▶ **Exercise goal**: Every record should be written out exactly, please.

▶ **Stored dataset items**:

__________

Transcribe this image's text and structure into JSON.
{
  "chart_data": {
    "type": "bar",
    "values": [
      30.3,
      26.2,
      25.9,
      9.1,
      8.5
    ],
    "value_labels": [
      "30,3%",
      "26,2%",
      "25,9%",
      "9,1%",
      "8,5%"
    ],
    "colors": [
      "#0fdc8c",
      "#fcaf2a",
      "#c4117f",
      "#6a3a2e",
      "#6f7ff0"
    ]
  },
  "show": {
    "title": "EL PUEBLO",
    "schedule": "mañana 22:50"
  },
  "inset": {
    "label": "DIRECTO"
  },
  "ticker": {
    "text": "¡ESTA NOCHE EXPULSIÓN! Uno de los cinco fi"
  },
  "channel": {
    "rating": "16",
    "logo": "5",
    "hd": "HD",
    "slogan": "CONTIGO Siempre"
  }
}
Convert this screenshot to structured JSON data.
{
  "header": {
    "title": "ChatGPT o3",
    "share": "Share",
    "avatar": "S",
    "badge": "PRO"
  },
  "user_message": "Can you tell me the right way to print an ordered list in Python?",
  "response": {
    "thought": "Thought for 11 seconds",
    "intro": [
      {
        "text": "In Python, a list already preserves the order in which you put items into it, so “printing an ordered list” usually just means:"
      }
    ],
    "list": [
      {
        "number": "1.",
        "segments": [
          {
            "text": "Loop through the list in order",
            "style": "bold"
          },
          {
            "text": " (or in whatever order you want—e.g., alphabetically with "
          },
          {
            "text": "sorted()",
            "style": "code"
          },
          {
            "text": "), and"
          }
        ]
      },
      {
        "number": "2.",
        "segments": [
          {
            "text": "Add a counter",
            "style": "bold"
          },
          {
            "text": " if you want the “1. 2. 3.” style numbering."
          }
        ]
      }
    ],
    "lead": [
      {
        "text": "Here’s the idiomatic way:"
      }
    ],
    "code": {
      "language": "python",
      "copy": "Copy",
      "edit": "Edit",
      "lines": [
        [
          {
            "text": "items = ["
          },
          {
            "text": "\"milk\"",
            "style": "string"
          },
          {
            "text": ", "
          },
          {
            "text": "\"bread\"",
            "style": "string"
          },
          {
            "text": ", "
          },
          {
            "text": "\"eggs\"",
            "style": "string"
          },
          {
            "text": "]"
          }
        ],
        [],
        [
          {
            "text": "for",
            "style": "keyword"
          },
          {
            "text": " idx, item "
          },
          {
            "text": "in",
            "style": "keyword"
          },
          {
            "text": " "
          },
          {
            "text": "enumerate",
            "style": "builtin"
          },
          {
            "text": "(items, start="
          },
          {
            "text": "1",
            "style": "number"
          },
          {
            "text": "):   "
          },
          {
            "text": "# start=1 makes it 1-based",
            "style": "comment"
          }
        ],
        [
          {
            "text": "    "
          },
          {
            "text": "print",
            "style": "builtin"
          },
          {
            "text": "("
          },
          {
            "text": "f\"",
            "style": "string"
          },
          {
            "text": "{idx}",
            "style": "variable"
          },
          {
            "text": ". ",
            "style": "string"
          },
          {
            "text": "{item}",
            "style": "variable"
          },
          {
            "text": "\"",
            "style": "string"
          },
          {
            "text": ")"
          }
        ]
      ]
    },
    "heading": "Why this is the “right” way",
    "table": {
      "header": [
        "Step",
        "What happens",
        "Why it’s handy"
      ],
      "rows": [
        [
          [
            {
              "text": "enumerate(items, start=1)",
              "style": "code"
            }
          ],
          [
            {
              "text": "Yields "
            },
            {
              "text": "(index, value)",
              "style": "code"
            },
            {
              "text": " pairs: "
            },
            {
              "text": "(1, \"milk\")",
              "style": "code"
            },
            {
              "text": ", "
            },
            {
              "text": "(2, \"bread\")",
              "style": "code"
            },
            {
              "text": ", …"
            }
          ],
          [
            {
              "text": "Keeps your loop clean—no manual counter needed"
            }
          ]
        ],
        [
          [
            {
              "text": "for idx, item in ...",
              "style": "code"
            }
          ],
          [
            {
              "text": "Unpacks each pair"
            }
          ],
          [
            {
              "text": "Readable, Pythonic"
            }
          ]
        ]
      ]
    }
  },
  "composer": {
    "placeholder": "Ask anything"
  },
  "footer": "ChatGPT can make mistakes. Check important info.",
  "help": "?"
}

__________

▶ **Exercise answer**:
Transcribe this image's text and structure into JSON.
{
  "chart_data": {
    "type": "bar",
    "values": [
      30.3,
      26.2,
      25.9,
      9.1,
      8.5
    ],
    "value_labels": [
      "30,3%",
      "26,2%",
      "25,9%",
      "9,1%",
      "8,5%"
    ],
    "colors": [
      "#0fdc8c",
      "#fcaf2a",
      "#c4117f",
      "#6a3a2e",
      "#6f7ff0"
    ]
  },
  "show": {
    "title": "EL PUEBLO",
    "schedule": "mañana 22:50"
  },
  "inset": {
    "label": "DIRECTO"
  },
  "ticker": {
    "text": "¡ESTA NOCHE EXPULSIÓN! Uno de los cinco fi"
  },
  "channel": {
    "rating": "16",
    "logo": "5",
    "hd": "HD",
    "slogan": "CONTIGO Siempre"
  }
}
Convert this screenshot to structured JSON data.
{
  "header": {
    "title": "ChatGPT o3",
    "share": "Share",
    "avatar": "S",
    "badge": "PRO"
  },
  "user_message": "Can you tell me the right way to print an ordered list in Python?",
  "response": {
    "thought": "Thought for 11 seconds",
    "intro": [
      {
        "text": "In Python, a list already preserves the order in which you put items into it, so “printing an ordered list” usually just means:"
      }
    ],
    "list": [
      {
        "number": "1.",
        "segments": [
          {
            "text": "Loop through the list in order",
            "style": "bold"
          },
          {
            "text": " (or in whatever order you want—e.g., alphabetically with "
          },
          {
            "text": "sorted()",
            "style": "code"
          },
          {
            "text": "), and"
          }
        ]
      },
      {
        "number": "2.",
        "segments": [
          {
            "text": "Add a counter",
            "style": "bold"
          },
          {
            "text": " if you want the “1. 2. 3.” style numbering."
          }
        ]
      }
    ],
    "lead": [
      {
        "text": "Here’s the idiomatic way:"
      }
    ],
    "code": {
      "language": "python",
      "copy": "Copy",
      "edit": "Edit",
      "lines": [
        [
          {
            "text": "items = ["
          },
          {
            "text": "\"milk\"",
            "style": "string"
          },
          {
            "text": ", "
          },
          {
            "text": "\"bread\"",
            "style": "string"
          },
          {
            "text": ", "
          },
          {
            "text": "\"eggs\"",
            "style": "string"
          },
          {
            "text": "]"
          }
        ],
        [],
        [
          {
            "text": "for",
            "style": "keyword"
          },
          {
            "text": " idx, item "
          },
          {
            "text": "in",
            "style": "keyword"
          },
          {
            "text": " "
          },
          {
            "text": "enumerate",
            "style": "builtin"
          },
          {
            "text": "(items, start="
          },
          {
            "text": "1",
            "style": "number"
          },
          {
            "text": "):   "
          },
          {
            "text": "# start=1 makes it 1-based",
            "style": "comment"
          }
        ],
        [
          {
            "text": "    "
          },
          {
            "text": "print",
            "style": "builtin"
          },
          {
            "text": "("
          },
          {
            "text": "f\"",
            "style": "string"
          },
          {
            "text": "{idx}",
            "style": "variable"
          },
          {
            "text": ". ",
            "style": "string"
          },
          {
            "text": "{item}",
            "style": "variable"
          },
          {
            "text": "\"",
            "style": "string"
          },
          {
            "text": ")"
          }
        ]
      ]
    },
    "heading": "Why this is the “right” way",
    "table": {
      "header": [
        "Step",
        "What happens",
        "Why it’s handy"
      ],
      "rows": [
        [
          [
            {
              "text": "enumerate(items, start=1)",
              "style": "code"
            }
          ],
          [
            {
              "text": "Yields "
            },
            {
              "text": "(index, value)",
              "style": "code"
            },
            {
              "text": " pairs: "
            },
            {
              "text": "(1, \"milk\")",
              "style": "code"
            },
            {
              "text": ", "
            },
            {
              "text": "(2, \"bread\")",
              "style": "code"
            },
            {
              "text": ", …"
            }
          ],
          [
            {
              "text": "Keeps your loop clean—no manual counter needed"
            }
          ]
        ],
        [
          [
            {
              "text": "for idx, item in ...",
              "style": "code"
            }
          ],
          [
            {
              "text": "Unpacks each pair"
            }
          ],
          [
            {
              "text": "Readable, Pythonic"
            }
          ]
        ]
      ]
    }
  },
  "composer": {
    "placeholder": "Ask anything"
  },
  "footer": "ChatGPT can make mistakes. Check important info.",
  "help": "?"
}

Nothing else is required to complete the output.